■ PROVIDED INFORMATION:
##############################

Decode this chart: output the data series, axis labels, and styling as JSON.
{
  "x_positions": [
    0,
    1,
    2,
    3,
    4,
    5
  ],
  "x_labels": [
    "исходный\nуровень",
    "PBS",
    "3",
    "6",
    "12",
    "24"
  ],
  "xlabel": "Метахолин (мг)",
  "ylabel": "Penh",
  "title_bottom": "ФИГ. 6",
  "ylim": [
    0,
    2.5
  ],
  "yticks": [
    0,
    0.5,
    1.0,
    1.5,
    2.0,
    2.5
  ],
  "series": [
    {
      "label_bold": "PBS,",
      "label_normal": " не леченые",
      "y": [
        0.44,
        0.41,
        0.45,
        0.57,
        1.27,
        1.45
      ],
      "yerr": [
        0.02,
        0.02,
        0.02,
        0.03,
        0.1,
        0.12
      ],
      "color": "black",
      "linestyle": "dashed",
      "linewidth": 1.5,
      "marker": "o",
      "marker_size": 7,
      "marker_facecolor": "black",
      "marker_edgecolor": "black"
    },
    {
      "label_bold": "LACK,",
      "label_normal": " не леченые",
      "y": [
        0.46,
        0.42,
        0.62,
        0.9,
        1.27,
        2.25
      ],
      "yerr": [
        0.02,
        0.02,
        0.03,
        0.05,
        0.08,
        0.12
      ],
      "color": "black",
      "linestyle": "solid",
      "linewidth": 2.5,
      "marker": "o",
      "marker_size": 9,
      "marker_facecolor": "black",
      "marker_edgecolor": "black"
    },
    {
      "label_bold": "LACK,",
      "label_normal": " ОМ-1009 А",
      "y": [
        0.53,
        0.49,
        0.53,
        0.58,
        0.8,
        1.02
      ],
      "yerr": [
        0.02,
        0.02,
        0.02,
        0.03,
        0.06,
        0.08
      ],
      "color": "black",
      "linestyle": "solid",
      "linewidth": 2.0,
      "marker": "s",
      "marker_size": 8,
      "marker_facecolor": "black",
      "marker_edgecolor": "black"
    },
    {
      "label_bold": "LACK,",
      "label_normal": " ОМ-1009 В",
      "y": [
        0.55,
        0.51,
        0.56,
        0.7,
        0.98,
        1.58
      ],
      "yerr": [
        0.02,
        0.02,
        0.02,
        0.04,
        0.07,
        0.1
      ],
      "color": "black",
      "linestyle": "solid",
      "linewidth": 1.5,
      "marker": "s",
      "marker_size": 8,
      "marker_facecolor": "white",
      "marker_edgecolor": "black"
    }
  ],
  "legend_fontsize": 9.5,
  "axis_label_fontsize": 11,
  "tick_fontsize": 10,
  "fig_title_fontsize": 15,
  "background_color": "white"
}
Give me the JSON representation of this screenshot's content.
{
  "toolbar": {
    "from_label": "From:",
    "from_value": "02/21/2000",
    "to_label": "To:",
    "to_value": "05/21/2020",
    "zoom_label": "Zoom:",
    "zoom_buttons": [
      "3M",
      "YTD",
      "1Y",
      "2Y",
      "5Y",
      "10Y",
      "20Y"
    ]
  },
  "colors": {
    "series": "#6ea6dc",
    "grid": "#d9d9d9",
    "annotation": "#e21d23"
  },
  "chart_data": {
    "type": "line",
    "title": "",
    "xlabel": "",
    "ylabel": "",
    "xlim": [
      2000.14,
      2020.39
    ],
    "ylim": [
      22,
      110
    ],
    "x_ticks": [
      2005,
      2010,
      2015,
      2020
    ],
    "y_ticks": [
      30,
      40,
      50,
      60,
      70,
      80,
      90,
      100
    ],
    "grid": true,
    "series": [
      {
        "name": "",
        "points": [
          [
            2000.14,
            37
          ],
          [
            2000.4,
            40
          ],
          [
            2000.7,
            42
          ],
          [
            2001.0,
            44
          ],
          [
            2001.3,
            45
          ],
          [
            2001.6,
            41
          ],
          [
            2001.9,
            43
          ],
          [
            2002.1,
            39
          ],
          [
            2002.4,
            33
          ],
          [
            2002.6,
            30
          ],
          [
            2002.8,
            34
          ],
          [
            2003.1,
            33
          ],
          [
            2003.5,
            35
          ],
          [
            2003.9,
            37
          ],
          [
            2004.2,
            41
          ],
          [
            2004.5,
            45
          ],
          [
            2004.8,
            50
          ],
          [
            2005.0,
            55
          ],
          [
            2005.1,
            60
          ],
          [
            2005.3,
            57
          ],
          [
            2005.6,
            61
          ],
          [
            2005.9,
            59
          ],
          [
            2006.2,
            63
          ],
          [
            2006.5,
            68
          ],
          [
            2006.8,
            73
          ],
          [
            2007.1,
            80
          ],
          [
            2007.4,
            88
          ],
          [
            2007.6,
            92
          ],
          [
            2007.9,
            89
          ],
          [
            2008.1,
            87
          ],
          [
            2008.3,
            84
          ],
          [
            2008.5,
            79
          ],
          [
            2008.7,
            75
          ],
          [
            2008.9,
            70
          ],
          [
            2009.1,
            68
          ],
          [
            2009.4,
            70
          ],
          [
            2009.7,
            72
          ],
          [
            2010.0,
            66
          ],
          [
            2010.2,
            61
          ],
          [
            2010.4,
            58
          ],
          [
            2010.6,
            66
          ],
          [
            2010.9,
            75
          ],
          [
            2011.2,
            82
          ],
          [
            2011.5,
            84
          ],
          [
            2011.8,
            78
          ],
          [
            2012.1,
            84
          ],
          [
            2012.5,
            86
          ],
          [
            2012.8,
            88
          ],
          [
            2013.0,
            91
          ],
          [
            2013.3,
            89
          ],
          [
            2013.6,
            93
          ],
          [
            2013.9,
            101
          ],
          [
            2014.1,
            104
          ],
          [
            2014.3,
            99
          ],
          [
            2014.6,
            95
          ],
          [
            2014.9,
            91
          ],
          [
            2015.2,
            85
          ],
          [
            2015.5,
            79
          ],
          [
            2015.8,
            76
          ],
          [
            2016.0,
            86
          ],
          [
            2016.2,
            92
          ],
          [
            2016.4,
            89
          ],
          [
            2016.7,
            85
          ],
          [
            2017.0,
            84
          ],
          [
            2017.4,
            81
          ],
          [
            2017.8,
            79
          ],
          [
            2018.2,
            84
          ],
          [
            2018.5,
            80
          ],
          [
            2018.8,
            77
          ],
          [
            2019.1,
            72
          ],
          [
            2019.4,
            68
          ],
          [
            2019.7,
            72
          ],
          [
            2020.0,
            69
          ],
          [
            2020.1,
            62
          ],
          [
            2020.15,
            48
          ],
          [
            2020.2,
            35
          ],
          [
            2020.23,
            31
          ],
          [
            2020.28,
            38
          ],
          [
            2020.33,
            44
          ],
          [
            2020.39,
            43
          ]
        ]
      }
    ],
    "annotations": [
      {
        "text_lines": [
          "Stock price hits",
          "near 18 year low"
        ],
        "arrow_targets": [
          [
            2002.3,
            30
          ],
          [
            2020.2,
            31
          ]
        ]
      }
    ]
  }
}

##############################

■ GIVEN REQUEST:
In the entries above, find each line with the word "series" and show it.

■ ANSWER TO THIS TASK:
Decode this chart: output the data series, axis labels, and styling as JSON.
  "series": [
    "series": "#6ea6dc",
    "series": [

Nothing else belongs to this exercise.